- [SUPPLIED INFORMATION]
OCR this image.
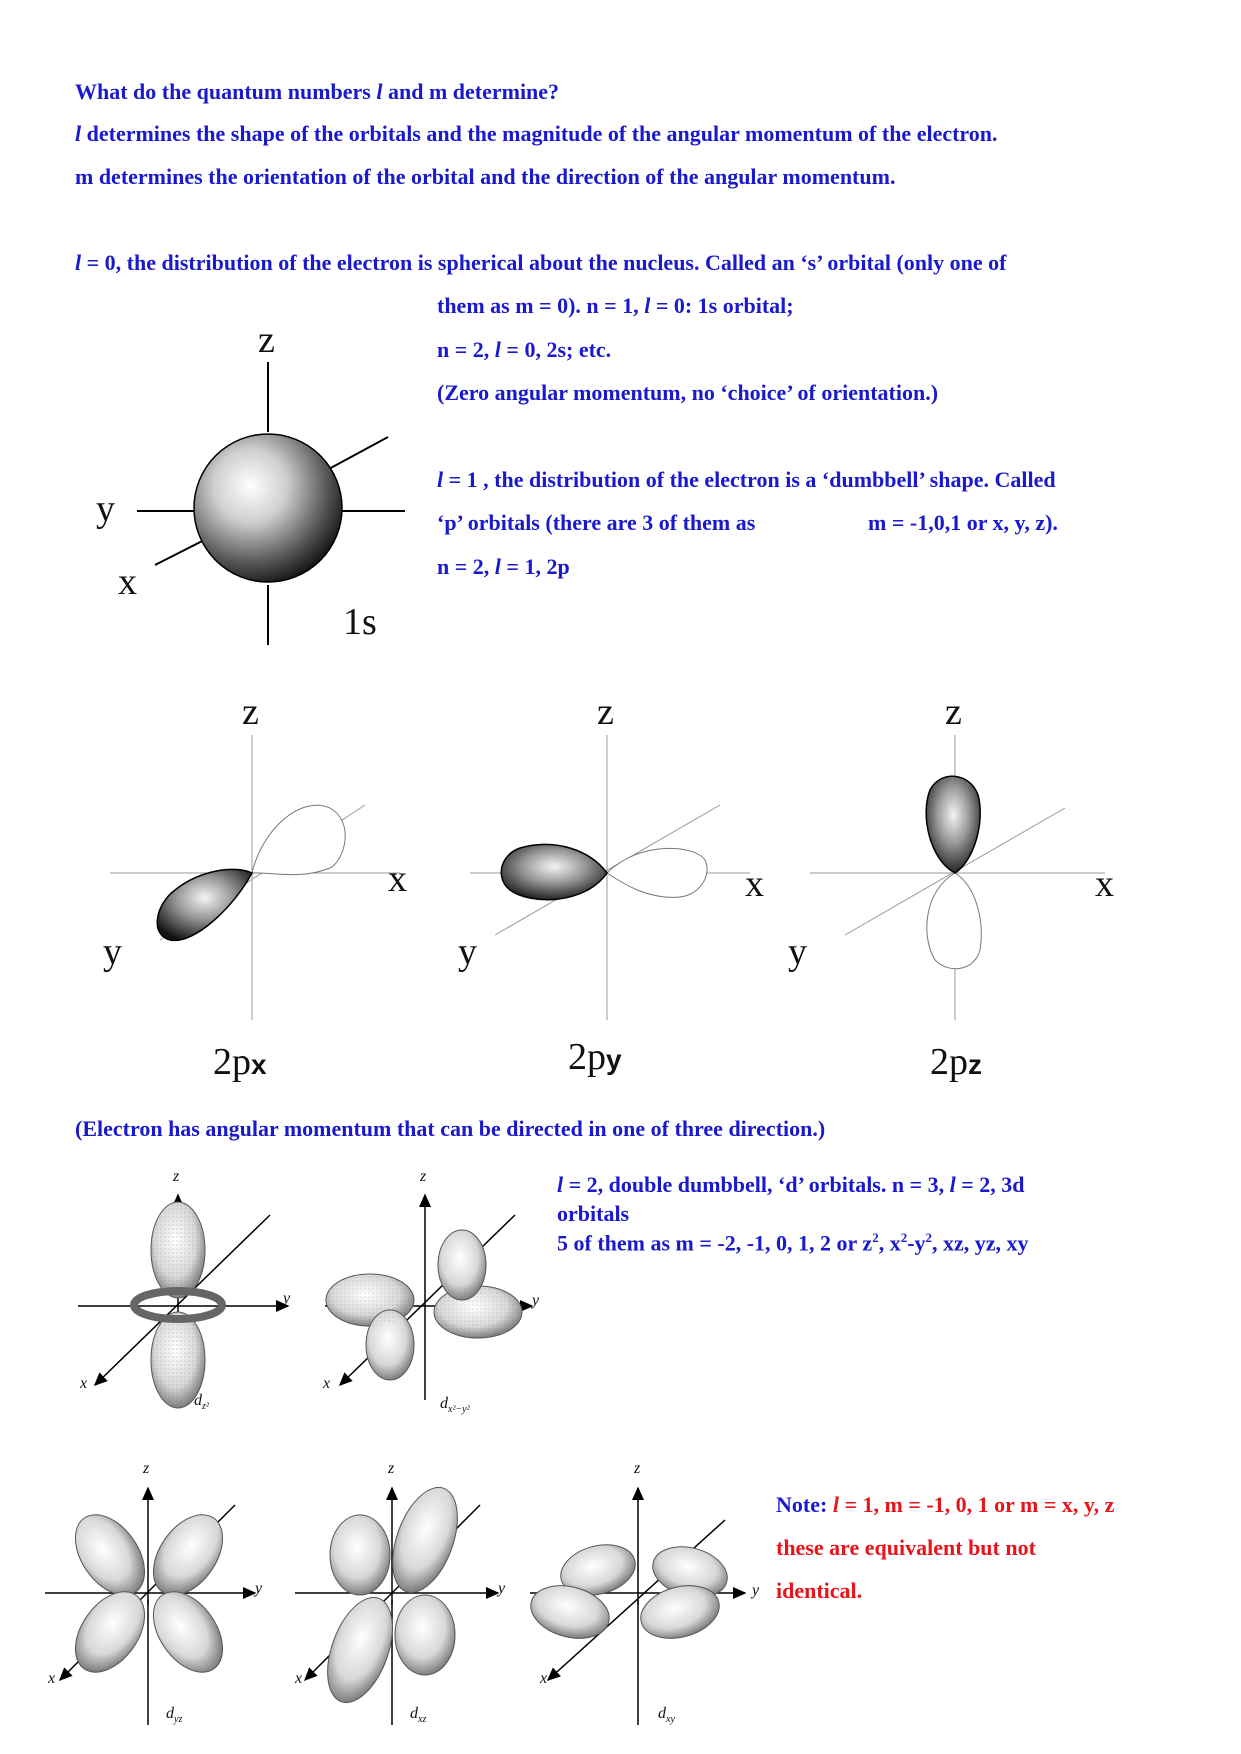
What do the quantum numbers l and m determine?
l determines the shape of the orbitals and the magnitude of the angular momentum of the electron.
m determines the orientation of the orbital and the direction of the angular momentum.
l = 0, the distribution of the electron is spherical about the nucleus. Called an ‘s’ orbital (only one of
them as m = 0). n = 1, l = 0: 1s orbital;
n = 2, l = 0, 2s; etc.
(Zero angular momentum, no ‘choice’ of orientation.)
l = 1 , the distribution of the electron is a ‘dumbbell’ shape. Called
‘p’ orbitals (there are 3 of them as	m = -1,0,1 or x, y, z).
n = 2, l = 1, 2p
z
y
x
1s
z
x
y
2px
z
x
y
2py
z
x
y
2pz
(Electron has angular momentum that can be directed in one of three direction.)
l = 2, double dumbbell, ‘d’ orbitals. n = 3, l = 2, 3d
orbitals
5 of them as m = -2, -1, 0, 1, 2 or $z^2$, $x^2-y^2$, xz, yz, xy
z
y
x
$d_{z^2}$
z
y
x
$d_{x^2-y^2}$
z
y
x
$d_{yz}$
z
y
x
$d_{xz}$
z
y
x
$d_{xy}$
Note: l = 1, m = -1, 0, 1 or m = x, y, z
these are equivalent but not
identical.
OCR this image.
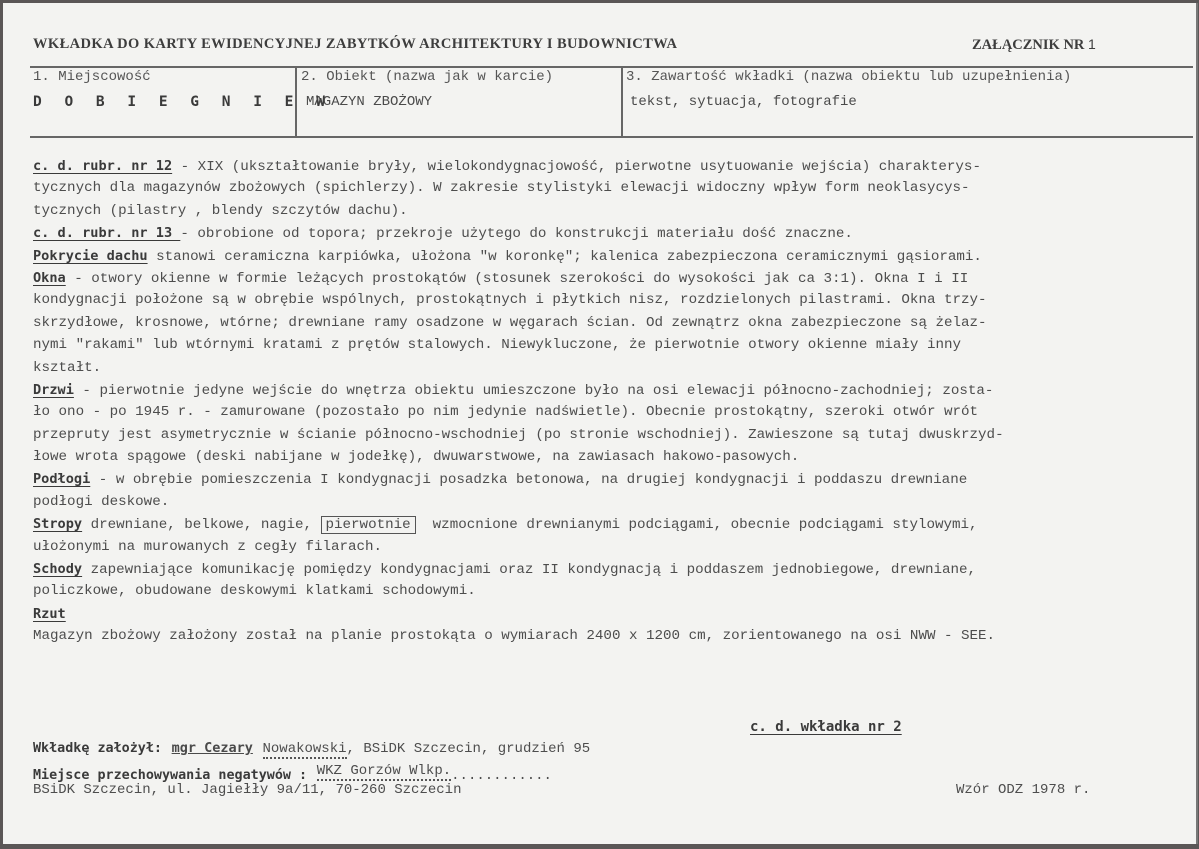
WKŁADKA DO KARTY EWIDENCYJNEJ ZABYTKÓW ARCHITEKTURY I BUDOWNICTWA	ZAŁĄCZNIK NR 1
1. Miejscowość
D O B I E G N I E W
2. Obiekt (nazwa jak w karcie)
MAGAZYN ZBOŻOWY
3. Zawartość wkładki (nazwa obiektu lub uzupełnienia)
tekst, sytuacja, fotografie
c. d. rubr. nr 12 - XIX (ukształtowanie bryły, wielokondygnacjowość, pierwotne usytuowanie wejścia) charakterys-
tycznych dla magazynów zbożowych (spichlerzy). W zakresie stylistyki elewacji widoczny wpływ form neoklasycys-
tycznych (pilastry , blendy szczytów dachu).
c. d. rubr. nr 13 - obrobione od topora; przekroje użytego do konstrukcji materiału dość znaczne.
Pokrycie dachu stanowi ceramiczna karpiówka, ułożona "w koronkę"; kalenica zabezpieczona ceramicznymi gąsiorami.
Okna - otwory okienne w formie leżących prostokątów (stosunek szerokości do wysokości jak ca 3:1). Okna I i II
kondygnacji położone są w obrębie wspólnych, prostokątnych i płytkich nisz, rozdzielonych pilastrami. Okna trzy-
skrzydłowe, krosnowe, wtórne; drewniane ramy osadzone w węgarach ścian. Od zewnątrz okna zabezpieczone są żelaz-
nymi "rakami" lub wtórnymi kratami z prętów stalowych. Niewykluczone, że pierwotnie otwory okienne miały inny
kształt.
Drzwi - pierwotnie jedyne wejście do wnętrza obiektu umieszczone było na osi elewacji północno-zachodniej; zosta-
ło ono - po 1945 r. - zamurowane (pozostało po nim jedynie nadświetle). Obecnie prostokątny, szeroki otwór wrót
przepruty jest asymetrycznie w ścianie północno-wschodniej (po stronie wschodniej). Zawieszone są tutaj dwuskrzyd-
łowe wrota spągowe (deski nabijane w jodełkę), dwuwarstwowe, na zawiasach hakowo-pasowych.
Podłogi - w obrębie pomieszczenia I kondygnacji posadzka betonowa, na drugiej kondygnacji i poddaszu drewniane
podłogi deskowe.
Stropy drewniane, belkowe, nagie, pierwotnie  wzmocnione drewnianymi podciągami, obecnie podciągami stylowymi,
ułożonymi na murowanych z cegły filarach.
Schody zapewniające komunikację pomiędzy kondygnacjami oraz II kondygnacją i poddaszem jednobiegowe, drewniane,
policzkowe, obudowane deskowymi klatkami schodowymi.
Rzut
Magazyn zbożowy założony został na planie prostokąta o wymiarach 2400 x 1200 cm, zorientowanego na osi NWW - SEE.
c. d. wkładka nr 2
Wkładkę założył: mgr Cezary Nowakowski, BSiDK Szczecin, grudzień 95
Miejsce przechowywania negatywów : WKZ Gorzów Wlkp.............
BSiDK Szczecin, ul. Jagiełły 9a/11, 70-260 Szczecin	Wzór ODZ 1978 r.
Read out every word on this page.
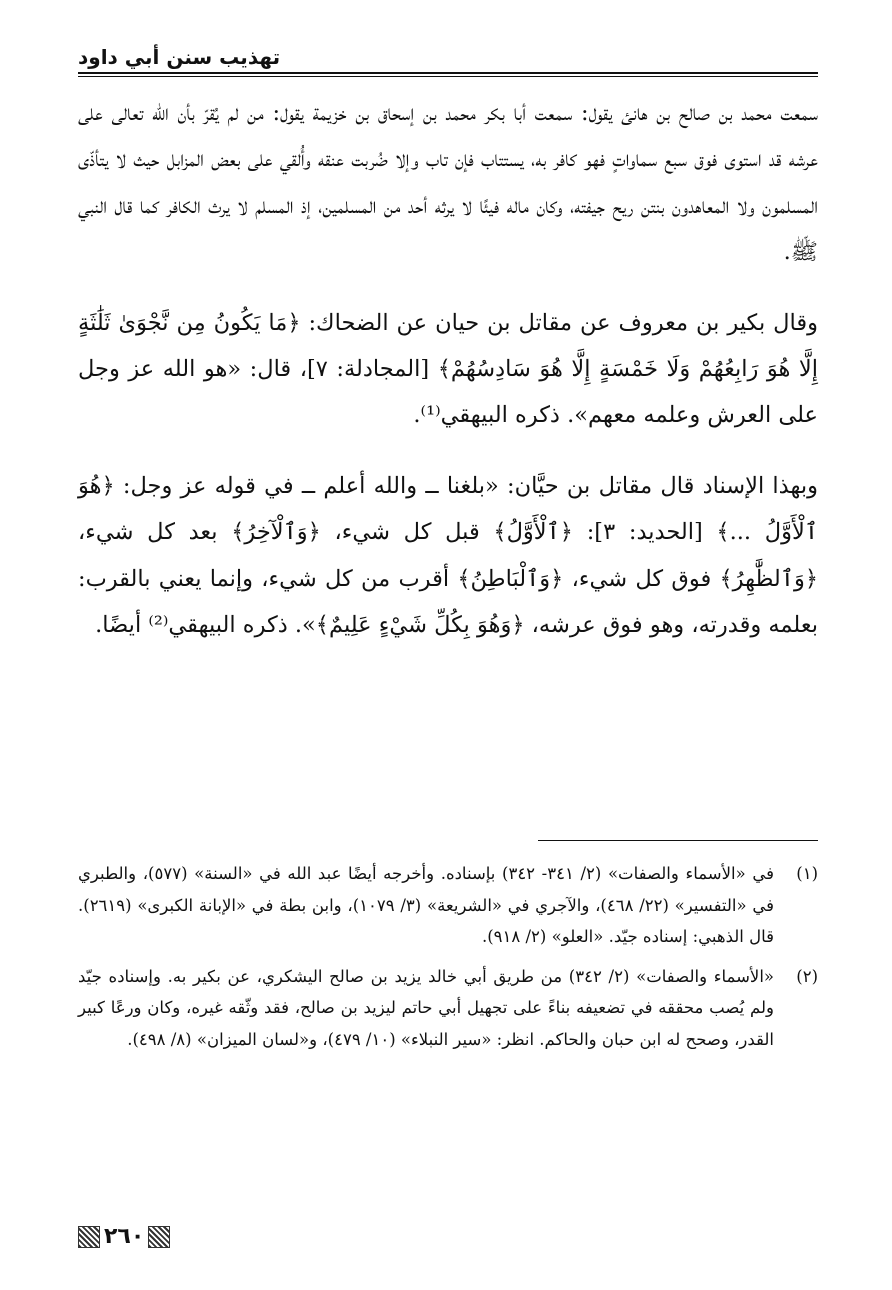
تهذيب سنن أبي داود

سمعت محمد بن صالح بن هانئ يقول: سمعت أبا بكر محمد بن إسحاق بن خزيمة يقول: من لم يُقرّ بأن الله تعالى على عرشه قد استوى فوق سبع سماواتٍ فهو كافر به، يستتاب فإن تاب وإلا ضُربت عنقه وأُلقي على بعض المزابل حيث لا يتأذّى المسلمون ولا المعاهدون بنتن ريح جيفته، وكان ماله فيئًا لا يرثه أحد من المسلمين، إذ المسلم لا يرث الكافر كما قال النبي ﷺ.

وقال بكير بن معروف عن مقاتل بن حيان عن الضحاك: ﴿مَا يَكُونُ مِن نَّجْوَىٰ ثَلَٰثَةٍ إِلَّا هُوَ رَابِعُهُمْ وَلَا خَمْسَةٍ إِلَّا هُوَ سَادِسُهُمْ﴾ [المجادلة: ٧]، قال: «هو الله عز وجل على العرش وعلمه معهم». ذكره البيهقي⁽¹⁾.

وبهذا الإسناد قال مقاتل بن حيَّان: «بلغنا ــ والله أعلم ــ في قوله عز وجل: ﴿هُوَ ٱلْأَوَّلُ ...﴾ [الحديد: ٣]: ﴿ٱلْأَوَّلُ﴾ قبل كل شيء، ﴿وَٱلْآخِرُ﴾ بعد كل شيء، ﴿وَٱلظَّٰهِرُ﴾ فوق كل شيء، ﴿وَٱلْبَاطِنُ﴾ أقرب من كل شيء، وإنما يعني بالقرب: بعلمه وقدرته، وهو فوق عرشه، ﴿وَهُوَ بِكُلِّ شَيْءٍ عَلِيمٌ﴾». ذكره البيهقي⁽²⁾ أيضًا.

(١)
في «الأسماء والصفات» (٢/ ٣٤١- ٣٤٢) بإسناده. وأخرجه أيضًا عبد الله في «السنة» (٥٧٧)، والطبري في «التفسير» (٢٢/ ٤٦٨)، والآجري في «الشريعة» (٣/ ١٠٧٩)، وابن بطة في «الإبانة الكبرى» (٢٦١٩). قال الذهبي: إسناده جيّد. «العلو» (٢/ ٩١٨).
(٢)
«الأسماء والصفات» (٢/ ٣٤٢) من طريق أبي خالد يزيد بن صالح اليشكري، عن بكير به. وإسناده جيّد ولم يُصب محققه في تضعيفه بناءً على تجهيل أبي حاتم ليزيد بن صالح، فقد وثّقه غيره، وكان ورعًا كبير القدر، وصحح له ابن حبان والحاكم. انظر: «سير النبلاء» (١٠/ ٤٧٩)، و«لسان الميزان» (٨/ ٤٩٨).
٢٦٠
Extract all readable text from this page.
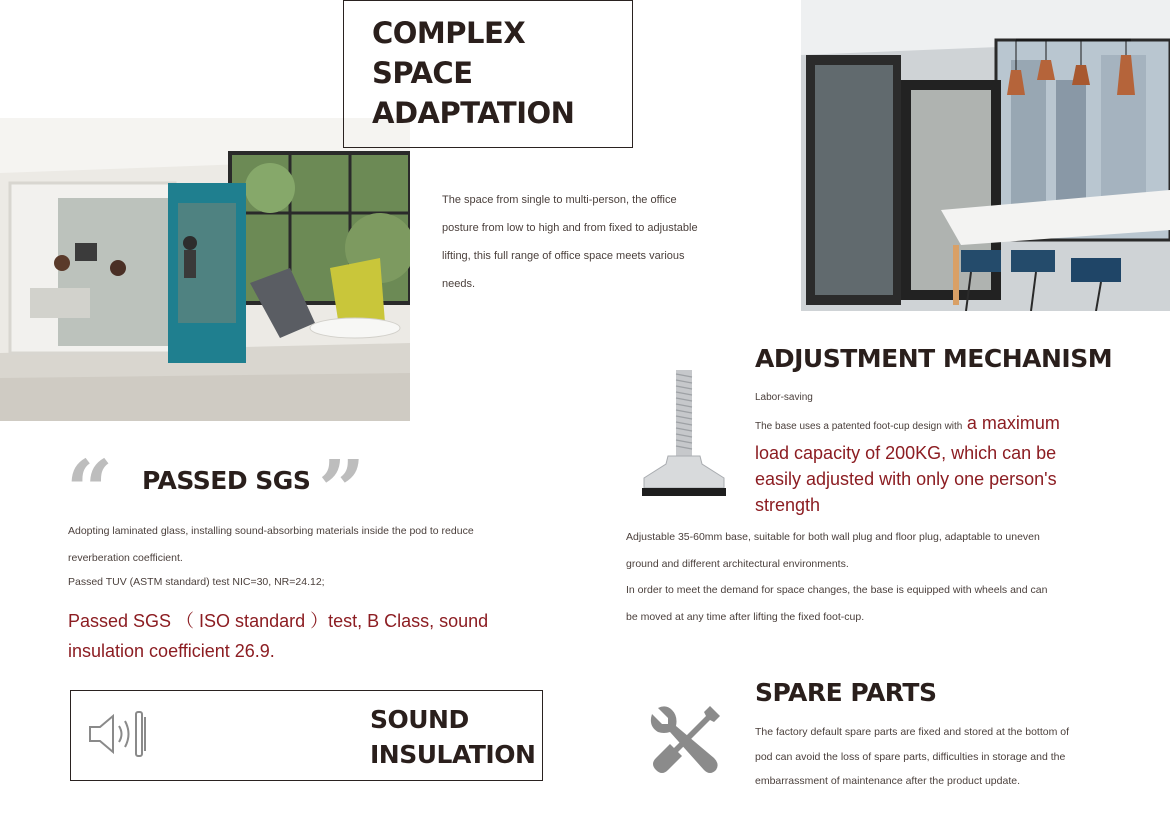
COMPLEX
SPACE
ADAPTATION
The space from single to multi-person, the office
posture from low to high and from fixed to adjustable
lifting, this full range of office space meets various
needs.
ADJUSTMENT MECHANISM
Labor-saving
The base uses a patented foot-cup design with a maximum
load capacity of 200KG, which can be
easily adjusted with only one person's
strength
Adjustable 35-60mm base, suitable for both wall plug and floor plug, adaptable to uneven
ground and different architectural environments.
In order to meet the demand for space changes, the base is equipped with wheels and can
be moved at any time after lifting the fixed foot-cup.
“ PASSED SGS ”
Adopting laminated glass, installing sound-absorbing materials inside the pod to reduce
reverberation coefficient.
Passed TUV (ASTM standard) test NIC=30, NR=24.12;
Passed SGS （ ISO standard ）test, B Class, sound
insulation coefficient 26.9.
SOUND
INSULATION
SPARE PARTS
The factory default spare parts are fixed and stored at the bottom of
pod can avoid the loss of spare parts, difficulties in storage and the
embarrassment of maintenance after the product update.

- [PROBLEM] Pick out the lines containing the string "obrębie".

- [COMPLETE OUTPUT]
kondygnacji położone są w obrębie wspólnych, prostokątnych i płytkich nisz, rozdzielonych pilastrami. Okna trzy-
Podłogi - w obrębie pomieszczenia I kondygnacji posadzka betonowa, na drugiej kondygnacji i poddaszu drewniane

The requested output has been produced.